TASK -
Exclude any images and output the remaining records exactly.

Start

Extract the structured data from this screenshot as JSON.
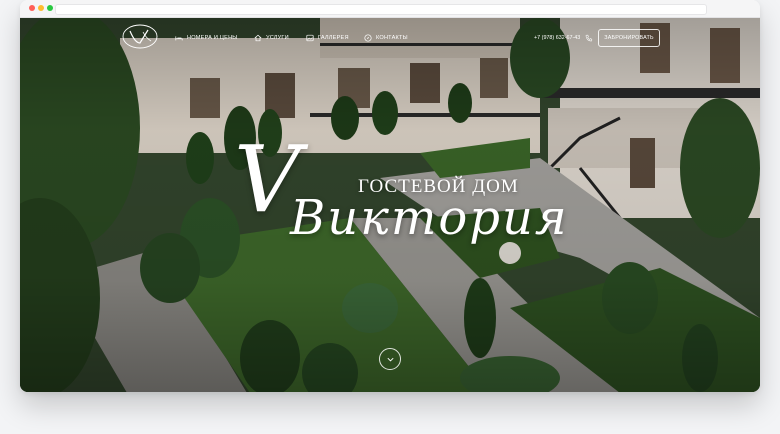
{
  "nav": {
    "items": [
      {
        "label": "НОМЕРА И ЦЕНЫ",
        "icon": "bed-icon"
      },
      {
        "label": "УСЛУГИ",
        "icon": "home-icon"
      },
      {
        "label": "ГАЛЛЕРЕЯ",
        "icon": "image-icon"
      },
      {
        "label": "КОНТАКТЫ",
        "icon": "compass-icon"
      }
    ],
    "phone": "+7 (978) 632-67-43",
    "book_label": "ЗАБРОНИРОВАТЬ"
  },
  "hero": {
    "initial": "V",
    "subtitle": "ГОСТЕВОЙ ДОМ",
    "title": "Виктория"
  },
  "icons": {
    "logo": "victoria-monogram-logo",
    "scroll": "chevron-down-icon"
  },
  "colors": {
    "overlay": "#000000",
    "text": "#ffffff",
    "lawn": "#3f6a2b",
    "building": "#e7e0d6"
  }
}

End

EXERCISE OUTPUT -
Extract the structured data from this screenshot as JSON.
{
  "nav": {
    "items": [
      {
        "label": "НОМЕРА И ЦЕНЫ",
        "icon": "bed-icon"
      },
      {
        "label": "УСЛУГИ",
        "icon": "home-icon"
      },
      {
        "label": "ГАЛЛЕРЕЯ",
        "icon": "image-icon"
      },
      {
        "label": "КОНТАКТЫ",
        "icon": "compass-icon"
      }
    ],
    "phone": "+7 (978) 632-67-43",
    "book_label": "ЗАБРОНИРОВАТЬ"
  },
  "hero": {
    "initial": "V",
    "subtitle": "ГОСТЕВОЙ ДОМ",
    "title": "Виктория"
  },
  "icons": {
    "logo": "victoria-monogram-logo",
    "scroll": "chevron-down-icon"
  },
  "colors": {
    "overlay": "#000000",
    "text": "#ffffff",
    "lawn": "#3f6a2b",
    "building": "#e7e0d6"
  }
}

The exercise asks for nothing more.